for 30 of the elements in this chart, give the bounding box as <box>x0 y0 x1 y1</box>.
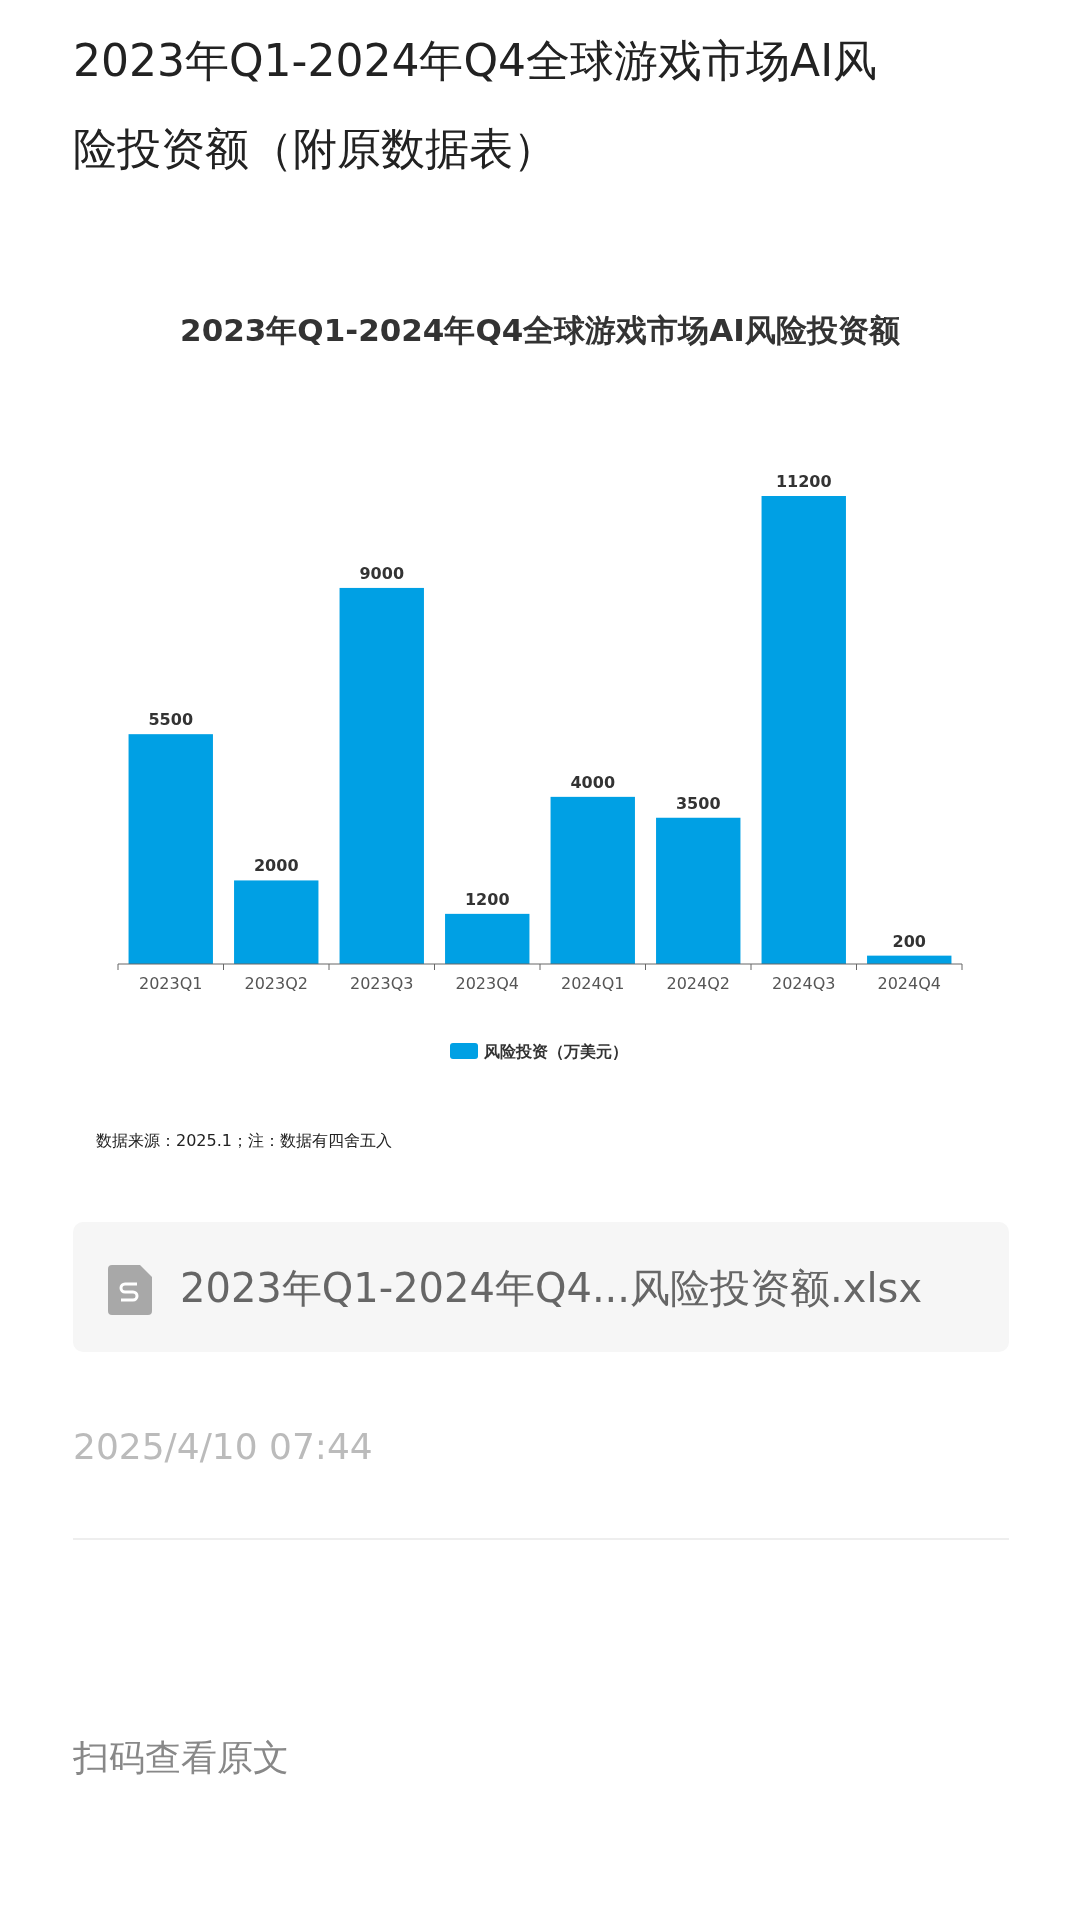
data-label: 11200 <box>775 472 832 491</box>
text: 2023年Q1-2024年Q4...风险投资额.xlsx <box>180 1265 923 1311</box>
x-tick-label: 2023Q2 <box>244 974 308 993</box>
x-tick-label: 2023Q3 <box>350 974 414 993</box>
chart-title: 2023年Q1-2024年Q4全球游戏市场AI风险投资额（附原数据表） <box>73 35 878 174</box>
data-label: 4000 <box>570 772 616 792</box>
source-note: 数据来源：2025.1；注：数据有四舍五入 <box>96 1131 392 1150</box>
data-label: 5500 <box>148 710 194 730</box>
data-label: 9000 <box>359 563 405 583</box>
bar <box>339 587 424 964</box>
x-tick-label: 2024Q1 <box>561 974 625 993</box>
legend-label: 风险投资（万美元） <box>483 1042 628 1061</box>
text: 扫码查看原文 <box>72 1737 289 1778</box>
bar <box>550 796 635 964</box>
bar <box>761 496 846 964</box>
x-tick-label: 2024Q2 <box>666 974 730 993</box>
text: 2025/4/10 07:44 <box>73 1426 373 1467</box>
x-tick-label: 2024Q3 <box>772 974 836 993</box>
chart-subtitle: 2023年Q1-2024年Q4全球游戏市场AI风险投资额 <box>180 312 900 348</box>
x-tick-label: 2023Q4 <box>455 974 519 993</box>
data-label: 3500 <box>675 793 721 813</box>
data-label: 200 <box>892 931 926 951</box>
bar <box>656 817 741 964</box>
bar <box>234 880 319 964</box>
bar <box>128 734 213 964</box>
data-label: 1200 <box>464 889 510 909</box>
data-label: 2000 <box>253 856 299 876</box>
bar <box>445 913 530 964</box>
x-tick-label: 2023Q1 <box>139 974 203 993</box>
x-tick-label: 2024Q4 <box>877 974 941 993</box>
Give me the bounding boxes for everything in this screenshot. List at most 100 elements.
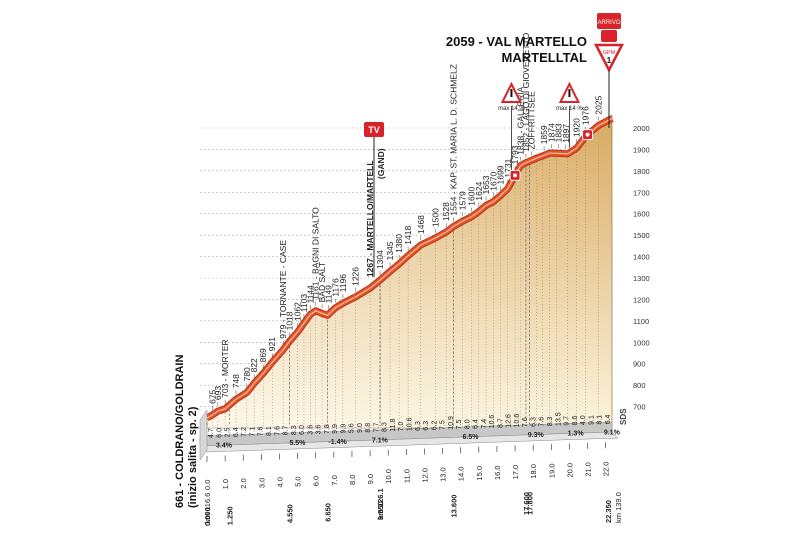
km-tick-label: 12.0 — [420, 468, 429, 483]
altitude-label: 1731 — [503, 158, 513, 177]
arrivo-badge — [597, 13, 621, 29]
km-tick-label: 7.0 — [330, 475, 339, 485]
altitude-label: 1062 — [293, 302, 303, 321]
arrivo-label: ARRIVO — [597, 20, 620, 26]
altitude-label: 1468 — [416, 215, 426, 234]
altitude-label: 1653 — [481, 175, 491, 194]
segment-average: 9.3% — [528, 432, 545, 439]
altitude-label: 1874 — [546, 123, 556, 142]
gradient-value: 7.2 — [241, 427, 248, 437]
gradient-value: 4.0 — [580, 415, 587, 425]
altitude-label: 1897 — [561, 124, 571, 143]
km-tick-label: 17.0 — [511, 465, 520, 480]
km-point-label: 9.550 — [376, 501, 385, 520]
warning-text: max 14 % — [498, 106, 525, 112]
gradient-value: 9.9 — [332, 424, 339, 434]
altitude-label: 1018 — [284, 311, 294, 330]
gradient-value: 6.2 — [431, 420, 438, 430]
gradient-value: 11.8 — [390, 418, 397, 431]
gpm-label: GPM — [603, 50, 616, 56]
gradient-value: 8.0 — [464, 419, 471, 429]
altitude-tick-label: 1200 — [633, 295, 650, 304]
warning-exclamation — [510, 89, 513, 97]
altitude-label: 703 - MORTER — [220, 339, 230, 397]
segment-average: 6.5% — [463, 434, 480, 441]
altitude-tick-label: 1700 — [633, 188, 650, 197]
gradient-value: 6.4 — [233, 427, 240, 437]
km-tick-label: 5.0 — [294, 476, 303, 486]
altitude-label: 1196 — [338, 274, 348, 293]
altitude-label: 1883 — [554, 123, 564, 142]
altitude-label: 1600 — [467, 187, 477, 206]
km-point-label: 13.600 — [449, 495, 458, 518]
road-marker-dot — [585, 132, 590, 137]
km-tick-label: 9.0 — [366, 474, 375, 484]
km-tick-label: 16.0 — [493, 465, 502, 480]
altitude-label: 1226 — [351, 267, 361, 286]
km-tick-label: 21.0 — [584, 462, 593, 477]
town-sublabel: (GAND) — [376, 148, 386, 179]
altitude-label: 921 — [267, 337, 277, 351]
gradient-value: 10.6 — [489, 415, 496, 429]
gradient-value: 7.1 — [250, 427, 257, 437]
altitude-label: 1699 — [496, 165, 506, 184]
gradient-value: 8.3 — [291, 425, 298, 435]
gradient-value: 8.1 — [597, 415, 604, 425]
km-tick-label: 3.0 — [257, 478, 266, 488]
tv-label: TV — [368, 125, 380, 135]
warning-text: max 14 % — [556, 106, 583, 112]
altitude-tick-label: 1900 — [633, 145, 650, 154]
altitude-label: 1161 - BAGNI DI SALTO — [311, 207, 321, 300]
altitude-label: 748 — [231, 374, 241, 388]
km-tick-label: 2.0 — [239, 478, 248, 488]
altitude-label: 979 - TORNANTE - CASE — [278, 240, 288, 339]
altitude-label: 1852 - LAGO DI GIOVERETTO — [521, 32, 531, 151]
gradient-value: 10.6 — [514, 414, 521, 428]
finish-title: 2059 - VAL MARTELLO — [446, 34, 587, 49]
km-tick-label: 8.0 — [348, 475, 357, 485]
gradient-value: 5.6 — [349, 423, 356, 433]
gradient-value: 3.6 — [316, 424, 323, 434]
km-point-label: km 126.1 — [376, 488, 385, 520]
segment-average: 9.1% — [604, 429, 621, 436]
altitude-label: 1144 — [305, 285, 315, 304]
gradient-value: 9.1 — [588, 415, 595, 425]
gradient-value: 8.8 — [365, 423, 372, 433]
km-tick-label: 22.0 — [602, 462, 611, 477]
altitude-label: 1380 — [394, 234, 404, 253]
altitude-label: 1579 — [458, 191, 468, 210]
km-tick-label: 19.0 — [547, 463, 556, 478]
km-tick-label: 11.0 — [402, 469, 411, 483]
km-tick-label: 20.0 — [565, 463, 574, 478]
gradient-value: 6.4 — [605, 414, 612, 424]
arrivo-icon — [601, 30, 617, 42]
altitude-tick-label: 800 — [633, 381, 646, 390]
altitude-tick-label: 1000 — [633, 338, 650, 347]
segment-average: 3.4% — [216, 443, 233, 450]
km-tick-label: 15.0 — [475, 466, 484, 481]
altitude-label: 1418 — [403, 226, 413, 245]
km-point-label: 4.550 — [285, 504, 294, 523]
gradient-value: 7.5 — [456, 420, 463, 430]
km-tick-label: 6.0 — [312, 476, 321, 486]
finish-subtitle: MARTELLTAL — [502, 50, 587, 65]
km-point-label: 0.000 — [203, 507, 212, 526]
gradient-value: 7.6 — [539, 417, 546, 427]
gradient-value: 9.9 — [340, 424, 347, 434]
gradient-value: 10.6 — [407, 417, 414, 431]
warning-exclamation — [568, 89, 571, 97]
segment-average: -1.4% — [328, 439, 347, 446]
end-dist-label: 22.350 — [604, 500, 613, 523]
gradient-value: 9.7 — [564, 416, 571, 426]
gradient-value: 13.5 — [555, 412, 562, 426]
profile-area-shade — [207, 115, 612, 429]
altitude-label: 1149 — [323, 285, 333, 304]
gradient-value: 6.3 — [415, 421, 422, 431]
km-point-label: 17.800 — [526, 492, 535, 515]
altitude-tick-label: 1800 — [633, 167, 650, 176]
end-km-label: km 139.0 — [614, 492, 623, 523]
gradient-value: 6.4 — [473, 419, 480, 429]
gradient-value: 2.5 — [225, 428, 232, 438]
altitude-label: 1838 - GALLERIA — [516, 86, 526, 154]
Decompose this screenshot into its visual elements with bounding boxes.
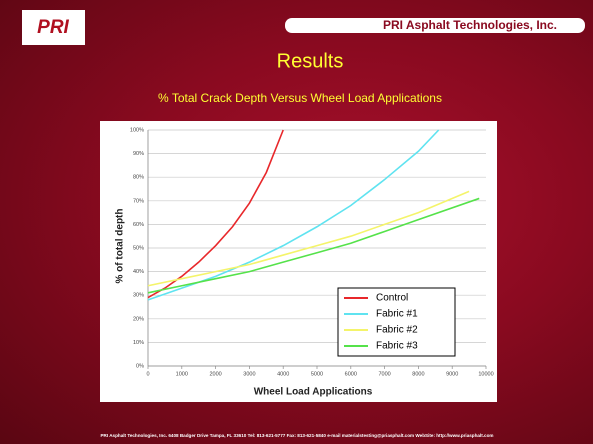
x-tick-label: 9000 <box>446 371 458 377</box>
x-tick-label: 3000 <box>243 371 255 377</box>
footer: PRI Asphalt Technologies, Inc. 6408 Badg… <box>100 433 493 438</box>
x-tick-label: 6000 <box>345 371 357 377</box>
legend-label: Fabric #3 <box>376 341 418 352</box>
y-tick-label: 50% <box>133 245 144 251</box>
legend-box <box>337 287 456 357</box>
x-tick-label: 0 <box>146 371 149 377</box>
y-tick-label: 100% <box>130 127 144 133</box>
x-tick-label: 5000 <box>311 371 323 377</box>
y-tick-label: 20% <box>133 316 144 322</box>
legend-label: Control <box>376 293 408 304</box>
series-line <box>147 190 470 287</box>
series-line <box>147 129 284 299</box>
logo: PRI <box>37 17 69 38</box>
slide-title: Results <box>277 50 344 72</box>
chart-box <box>100 121 497 402</box>
y-tick-label: 90% <box>133 151 144 157</box>
x-tick-label: 2000 <box>209 371 221 377</box>
x-tick-label: 7000 <box>378 371 390 377</box>
y-tick-label: 30% <box>133 293 144 299</box>
legend-label: Fabric #1 <box>376 309 418 320</box>
logo-box <box>22 10 85 45</box>
x-tick-label: 4000 <box>277 371 289 377</box>
x-axis-label: Wheel Load Applications <box>254 387 373 398</box>
y-tick-label: 0% <box>136 363 144 369</box>
header: PRI Asphalt Technologies, Inc. <box>383 18 557 32</box>
y-tick-label: 80% <box>133 175 144 181</box>
y-tick-label: 60% <box>133 222 144 228</box>
y-tick-label: 40% <box>133 269 144 275</box>
series-line <box>147 197 480 294</box>
x-tick-label: 10000 <box>478 371 493 377</box>
y-tick-label: 10% <box>133 340 144 346</box>
header-bar <box>285 18 585 33</box>
x-tick-label: 8000 <box>412 371 424 377</box>
y-axis-label: % of total depth <box>115 209 126 284</box>
legend-label: Fabric #2 <box>376 325 418 336</box>
chart-title: % Total Crack Depth Versus Wheel Load Ap… <box>158 91 442 105</box>
y-tick-label: 70% <box>133 198 144 204</box>
x-tick-label: 1000 <box>176 371 188 377</box>
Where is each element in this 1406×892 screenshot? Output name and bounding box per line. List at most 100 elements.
====
▶ _GOAL_
Output the records exactly as they appear, starting at the line that contains "data-label: 11200 <box>775 472 832 491</box>" and ending at the line that contains "Give me the".

▶ _FULL OUTPUT_
data-label: 11200 <box>775 472 832 491</box>
text: 2023年Q1-2024年Q4...风险投资额.xlsx <box>180 1265 923 1311</box>
x-tick-label: 2023Q2 <box>244 974 308 993</box>
x-tick-label: 2023Q3 <box>350 974 414 993</box>
chart-title: 2023年Q1-2024年Q4全球游戏市场AI风险投资额（附原数据表） <box>73 35 878 174</box>
data-label: 4000 <box>570 772 616 792</box>
source-note: 数据来源：2025.1；注：数据有四舍五入 <box>96 1131 392 1150</box>
data-label: 5500 <box>148 710 194 730</box>
data-label: 9000 <box>359 563 405 583</box>
bar <box>339 587 424 964</box>
x-tick-label: 2024Q1 <box>561 974 625 993</box>
legend-label: 风险投资（万美元） <box>483 1042 628 1061</box>
text: 扫码查看原文 <box>72 1737 289 1778</box>
bar <box>550 796 635 964</box>
bar <box>761 496 846 964</box>
x-tick-label: 2024Q2 <box>666 974 730 993</box>
text: 2025/4/10 07:44 <box>73 1426 373 1467</box>
x-tick-label: 2024Q3 <box>772 974 836 993</box>
chart-subtitle: 2023年Q1-2024年Q4全球游戏市场AI风险投资额 <box>180 312 900 348</box>
x-tick-label: 2023Q4 <box>455 974 519 993</box>
data-label: 3500 <box>675 793 721 813</box>
data-label: 200 <box>892 931 926 951</box>
bar <box>656 817 741 964</box>
bar <box>234 880 319 964</box>
bar <box>128 734 213 964</box>
data-label: 1200 <box>464 889 510 909</box>
data-label: 2000 <box>253 856 299 876</box>
bar <box>445 913 530 964</box>
x-tick-label: 2023Q1 <box>139 974 203 993</box>
x-tick-label: 2024Q4 <box>877 974 941 993</box>
Give me the bounding boxes for everything in this screenshot. List at most 100 elements.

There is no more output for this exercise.